→ **WRITTEN REQUEST**: Copy all lines that contain the word "bars".

Rows from a figure dataset:
---------------
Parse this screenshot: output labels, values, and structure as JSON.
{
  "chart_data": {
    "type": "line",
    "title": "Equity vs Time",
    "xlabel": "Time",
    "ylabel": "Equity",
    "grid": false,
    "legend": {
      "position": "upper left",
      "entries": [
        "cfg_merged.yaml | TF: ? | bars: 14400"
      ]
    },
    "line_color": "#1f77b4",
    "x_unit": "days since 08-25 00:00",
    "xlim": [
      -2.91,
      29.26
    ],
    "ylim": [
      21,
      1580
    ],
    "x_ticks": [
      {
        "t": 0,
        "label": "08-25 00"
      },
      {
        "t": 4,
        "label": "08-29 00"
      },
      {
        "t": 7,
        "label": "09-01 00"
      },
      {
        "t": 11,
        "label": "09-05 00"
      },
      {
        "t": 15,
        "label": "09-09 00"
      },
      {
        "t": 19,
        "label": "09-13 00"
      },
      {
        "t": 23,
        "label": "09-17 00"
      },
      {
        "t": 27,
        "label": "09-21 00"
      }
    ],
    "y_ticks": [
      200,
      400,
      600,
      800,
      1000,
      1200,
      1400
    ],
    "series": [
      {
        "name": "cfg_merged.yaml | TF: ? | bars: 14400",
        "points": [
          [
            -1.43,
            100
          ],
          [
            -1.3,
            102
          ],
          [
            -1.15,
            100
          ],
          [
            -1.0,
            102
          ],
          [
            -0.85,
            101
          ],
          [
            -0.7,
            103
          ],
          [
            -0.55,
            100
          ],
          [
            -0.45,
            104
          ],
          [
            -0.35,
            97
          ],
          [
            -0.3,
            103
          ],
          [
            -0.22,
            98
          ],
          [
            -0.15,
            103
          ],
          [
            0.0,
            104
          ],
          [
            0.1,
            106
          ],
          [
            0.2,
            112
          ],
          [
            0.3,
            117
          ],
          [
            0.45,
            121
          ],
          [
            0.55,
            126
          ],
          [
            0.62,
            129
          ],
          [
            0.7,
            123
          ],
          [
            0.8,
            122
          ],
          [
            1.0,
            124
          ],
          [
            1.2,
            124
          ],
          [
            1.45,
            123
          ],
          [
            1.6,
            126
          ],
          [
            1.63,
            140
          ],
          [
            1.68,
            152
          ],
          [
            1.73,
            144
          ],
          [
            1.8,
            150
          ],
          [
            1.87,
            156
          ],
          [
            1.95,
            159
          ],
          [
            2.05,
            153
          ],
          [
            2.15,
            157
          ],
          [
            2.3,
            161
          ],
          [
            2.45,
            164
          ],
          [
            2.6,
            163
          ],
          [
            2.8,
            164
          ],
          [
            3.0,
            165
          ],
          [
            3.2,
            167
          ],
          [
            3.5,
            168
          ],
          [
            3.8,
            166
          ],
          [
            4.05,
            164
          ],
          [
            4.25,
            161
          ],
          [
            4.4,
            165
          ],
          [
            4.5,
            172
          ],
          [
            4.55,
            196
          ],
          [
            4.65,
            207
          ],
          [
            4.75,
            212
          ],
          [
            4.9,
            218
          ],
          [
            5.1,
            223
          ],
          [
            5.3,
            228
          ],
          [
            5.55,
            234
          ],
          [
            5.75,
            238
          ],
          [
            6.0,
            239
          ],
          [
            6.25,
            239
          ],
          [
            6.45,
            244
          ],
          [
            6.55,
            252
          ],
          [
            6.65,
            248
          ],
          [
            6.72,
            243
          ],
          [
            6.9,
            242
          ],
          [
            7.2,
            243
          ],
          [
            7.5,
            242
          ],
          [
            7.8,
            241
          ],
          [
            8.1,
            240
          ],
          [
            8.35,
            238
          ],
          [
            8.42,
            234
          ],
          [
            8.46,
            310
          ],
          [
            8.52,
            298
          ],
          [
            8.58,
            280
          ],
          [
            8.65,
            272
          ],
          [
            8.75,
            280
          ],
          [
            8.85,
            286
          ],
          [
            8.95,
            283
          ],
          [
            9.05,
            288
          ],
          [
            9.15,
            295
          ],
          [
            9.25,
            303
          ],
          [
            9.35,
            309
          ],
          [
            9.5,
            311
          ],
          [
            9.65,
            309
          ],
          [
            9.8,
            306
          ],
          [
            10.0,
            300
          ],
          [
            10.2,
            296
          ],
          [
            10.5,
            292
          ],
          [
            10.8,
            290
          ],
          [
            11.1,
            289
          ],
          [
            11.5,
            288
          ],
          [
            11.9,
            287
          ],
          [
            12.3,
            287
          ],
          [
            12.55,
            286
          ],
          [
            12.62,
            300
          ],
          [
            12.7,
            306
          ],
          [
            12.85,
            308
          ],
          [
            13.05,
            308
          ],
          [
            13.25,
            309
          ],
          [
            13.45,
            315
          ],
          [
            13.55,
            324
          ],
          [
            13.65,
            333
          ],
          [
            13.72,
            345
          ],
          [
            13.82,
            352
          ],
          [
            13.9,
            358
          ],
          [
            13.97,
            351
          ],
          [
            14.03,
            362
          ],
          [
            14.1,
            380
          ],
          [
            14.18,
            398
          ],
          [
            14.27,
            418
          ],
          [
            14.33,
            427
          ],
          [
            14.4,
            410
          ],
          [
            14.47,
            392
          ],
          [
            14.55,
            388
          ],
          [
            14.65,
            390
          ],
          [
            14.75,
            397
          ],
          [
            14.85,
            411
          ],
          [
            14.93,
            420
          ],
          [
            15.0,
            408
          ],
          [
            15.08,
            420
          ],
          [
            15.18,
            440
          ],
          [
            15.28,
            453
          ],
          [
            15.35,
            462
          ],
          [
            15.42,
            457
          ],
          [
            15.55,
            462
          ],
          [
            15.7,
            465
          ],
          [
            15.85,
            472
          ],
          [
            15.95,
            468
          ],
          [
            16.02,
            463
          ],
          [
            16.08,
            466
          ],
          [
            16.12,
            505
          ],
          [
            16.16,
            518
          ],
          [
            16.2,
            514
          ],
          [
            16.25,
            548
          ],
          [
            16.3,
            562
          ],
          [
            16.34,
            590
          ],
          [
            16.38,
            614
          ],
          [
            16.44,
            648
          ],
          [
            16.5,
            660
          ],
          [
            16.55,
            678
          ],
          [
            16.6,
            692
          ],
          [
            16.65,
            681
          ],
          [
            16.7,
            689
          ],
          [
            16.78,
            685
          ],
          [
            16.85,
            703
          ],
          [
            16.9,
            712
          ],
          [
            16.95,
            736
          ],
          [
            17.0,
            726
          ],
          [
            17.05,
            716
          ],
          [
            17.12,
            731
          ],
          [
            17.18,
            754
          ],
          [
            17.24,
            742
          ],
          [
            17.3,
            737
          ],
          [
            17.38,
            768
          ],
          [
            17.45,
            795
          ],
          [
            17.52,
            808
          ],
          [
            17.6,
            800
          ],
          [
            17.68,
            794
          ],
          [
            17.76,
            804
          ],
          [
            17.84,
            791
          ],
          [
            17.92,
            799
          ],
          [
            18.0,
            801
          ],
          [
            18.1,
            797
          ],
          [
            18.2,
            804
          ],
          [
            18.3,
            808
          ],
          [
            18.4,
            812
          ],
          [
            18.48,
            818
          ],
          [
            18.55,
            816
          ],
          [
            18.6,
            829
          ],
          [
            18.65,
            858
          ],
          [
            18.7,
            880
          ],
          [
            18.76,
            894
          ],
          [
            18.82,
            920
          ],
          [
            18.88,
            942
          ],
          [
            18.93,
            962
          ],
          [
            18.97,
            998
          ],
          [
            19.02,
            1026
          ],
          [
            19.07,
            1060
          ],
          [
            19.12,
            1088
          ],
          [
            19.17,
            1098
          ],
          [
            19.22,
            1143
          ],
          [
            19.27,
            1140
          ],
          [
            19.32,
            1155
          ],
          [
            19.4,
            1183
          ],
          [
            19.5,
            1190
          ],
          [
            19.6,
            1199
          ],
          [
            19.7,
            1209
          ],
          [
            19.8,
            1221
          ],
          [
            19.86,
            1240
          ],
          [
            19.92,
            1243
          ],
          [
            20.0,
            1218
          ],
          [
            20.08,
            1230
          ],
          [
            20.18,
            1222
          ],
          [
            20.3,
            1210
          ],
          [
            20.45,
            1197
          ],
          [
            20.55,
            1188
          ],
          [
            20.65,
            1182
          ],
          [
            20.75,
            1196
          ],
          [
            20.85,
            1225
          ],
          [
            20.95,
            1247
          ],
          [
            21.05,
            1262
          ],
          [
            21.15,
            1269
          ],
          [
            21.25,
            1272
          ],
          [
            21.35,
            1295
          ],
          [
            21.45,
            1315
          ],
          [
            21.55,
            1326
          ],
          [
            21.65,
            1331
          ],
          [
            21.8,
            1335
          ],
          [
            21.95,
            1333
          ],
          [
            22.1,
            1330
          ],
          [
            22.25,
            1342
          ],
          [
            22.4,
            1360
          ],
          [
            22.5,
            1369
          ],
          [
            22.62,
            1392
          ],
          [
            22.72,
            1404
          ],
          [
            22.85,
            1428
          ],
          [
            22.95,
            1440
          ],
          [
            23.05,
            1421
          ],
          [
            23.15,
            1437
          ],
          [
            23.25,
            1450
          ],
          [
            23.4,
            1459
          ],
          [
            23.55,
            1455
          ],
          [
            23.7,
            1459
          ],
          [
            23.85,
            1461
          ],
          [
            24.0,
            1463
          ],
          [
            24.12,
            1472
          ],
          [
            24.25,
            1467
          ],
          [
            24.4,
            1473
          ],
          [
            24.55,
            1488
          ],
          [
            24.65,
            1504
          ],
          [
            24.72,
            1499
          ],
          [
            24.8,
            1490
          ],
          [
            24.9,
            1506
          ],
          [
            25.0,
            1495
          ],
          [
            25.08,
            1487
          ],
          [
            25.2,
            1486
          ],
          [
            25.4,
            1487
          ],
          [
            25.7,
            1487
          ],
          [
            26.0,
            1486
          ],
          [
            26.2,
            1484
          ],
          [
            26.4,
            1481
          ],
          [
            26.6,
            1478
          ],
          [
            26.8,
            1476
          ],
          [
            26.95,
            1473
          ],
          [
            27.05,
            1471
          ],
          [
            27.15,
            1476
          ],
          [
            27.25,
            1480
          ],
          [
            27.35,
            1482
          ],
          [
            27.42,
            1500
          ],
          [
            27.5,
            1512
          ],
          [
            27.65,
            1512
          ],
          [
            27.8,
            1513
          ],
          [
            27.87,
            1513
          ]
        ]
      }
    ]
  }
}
---------------
→ **TASK RESULT**:
        "cfg_merged.yaml | TF: ? | bars: 14400"
        "name": "cfg_merged.yaml | TF: ? | bars: 14400",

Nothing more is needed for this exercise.